─── Text to read

On Sun, Apr 10, 2011 at 01:54:41PM +0200, Jan Stary wrote:
> On Nov 08 00:54:29, Joel Sing wrote:
> > For a user's perspective you want to look at the -current man pages for 
> > fstab(5), disklabel(8) and mount(8).
> 
> I finally got around to it. Thank you very much for diskmap,
> I am using it everywhere I can now.
> 
> While editing my fstabs, I noticed that some "disks" do not really
> have a DUID; for example the disklabel of my M-Audio Microtrack
> handheld recorder says 'duid: 0000000000000000'.
> 
> Rereading the manpage of disklabel, I see the new feature:
> 
>   i       Change the disklabel UID, specified as a 16-character
>         hexadecimal string.  If set to all zeros, a new UID
>         will automatically be allocated when the disklabel
>         is written to disk.

──────

Task goal | Can you quote, word for word, the part of the mailing list message that opens with the words containing "On Sun, Apr" and closes with "says 'duid: 0000000000000000'."? Rely on the mailing list message above and nothing else.

─── Material

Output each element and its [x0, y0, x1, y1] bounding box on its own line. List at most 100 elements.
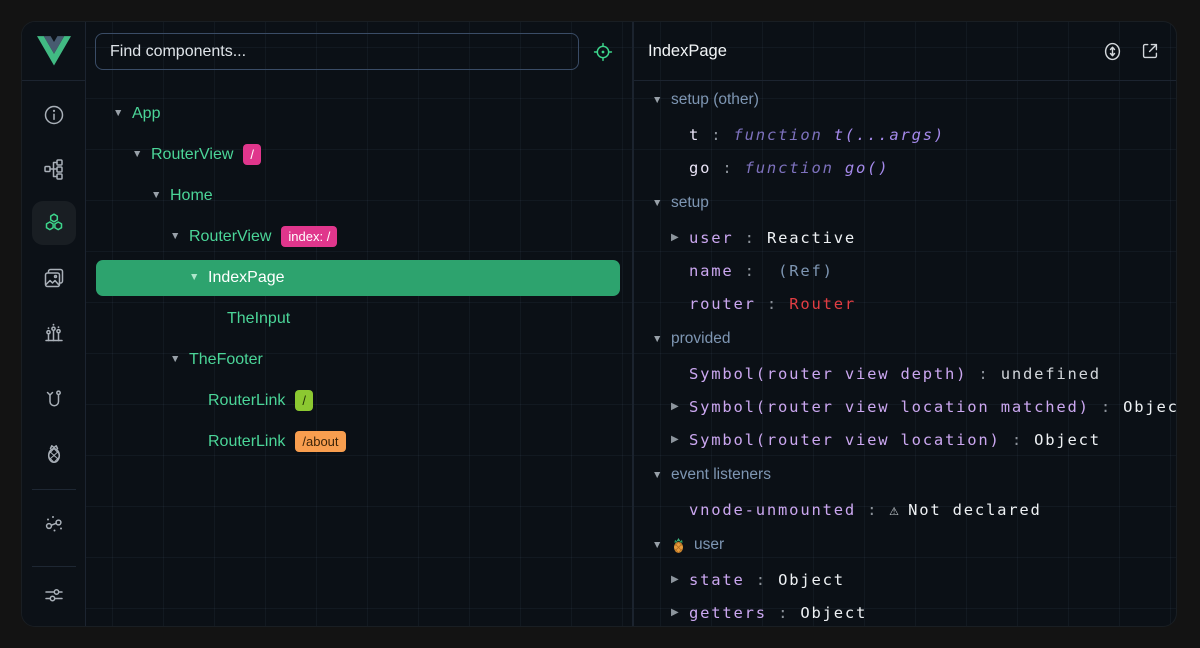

──────

Task response |
On Sun, Apr 10, 2011 at 01:54:41PM +0200, Jan Stary wrote:
> On Nov 08 00:54:29, Joel Sing wrote:
> > For a user's perspective you want to look at the -current man pages for 
> > fstab(5), disklabel(8) and mount(8).
> 
> I finally got around to it. Thank you very much for diskmap,
> I am using it everywhere I can now.
> 
> While editing my fstabs, I noticed that some "disks" do not really
> have a DUID; for example the disklabel of my M-Audio Microtrack
> handheld recorder says 'duid: 0000000000000000'.